• Short problem: Repeat, exactly and completely, the material that follows. Omit the pictures.

━━ Material to process ━━

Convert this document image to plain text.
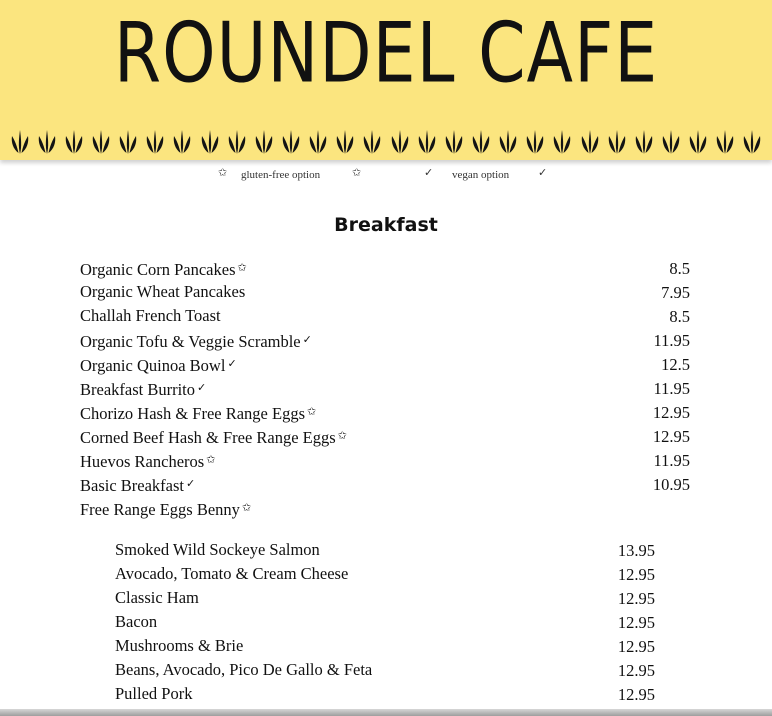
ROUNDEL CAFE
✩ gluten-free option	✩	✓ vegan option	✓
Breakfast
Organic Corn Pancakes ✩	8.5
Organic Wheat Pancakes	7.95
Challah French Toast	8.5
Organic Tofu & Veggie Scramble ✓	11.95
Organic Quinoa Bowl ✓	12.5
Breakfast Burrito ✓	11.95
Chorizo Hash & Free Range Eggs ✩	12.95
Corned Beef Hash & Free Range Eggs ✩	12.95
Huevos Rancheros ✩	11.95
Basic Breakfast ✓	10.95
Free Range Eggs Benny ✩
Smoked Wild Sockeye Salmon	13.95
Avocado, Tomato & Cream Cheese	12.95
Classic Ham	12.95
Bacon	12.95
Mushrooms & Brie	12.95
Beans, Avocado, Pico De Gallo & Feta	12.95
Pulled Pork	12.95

━━━

• Task response:
Convert this document image to plain text.
ROUNDEL CAFE
✩ gluten-free option	✩	✓ vegan option	✓
Breakfast
Organic Corn Pancakes ✩	8.5
Organic Wheat Pancakes	7.95
Challah French Toast	8.5
Organic Tofu & Veggie Scramble ✓	11.95
Organic Quinoa Bowl ✓	12.5
Breakfast Burrito ✓	11.95
Chorizo Hash & Free Range Eggs ✩	12.95
Corned Beef Hash & Free Range Eggs ✩	12.95
Huevos Rancheros ✩	11.95
Basic Breakfast ✓	10.95
Free Range Eggs Benny ✩
Smoked Wild Sockeye Salmon	13.95
Avocado, Tomato & Cream Cheese	12.95
Classic Ham	12.95
Bacon	12.95
Mushrooms & Brie	12.95
Beans, Avocado, Pico De Gallo & Feta	12.95
Pulled Pork	12.95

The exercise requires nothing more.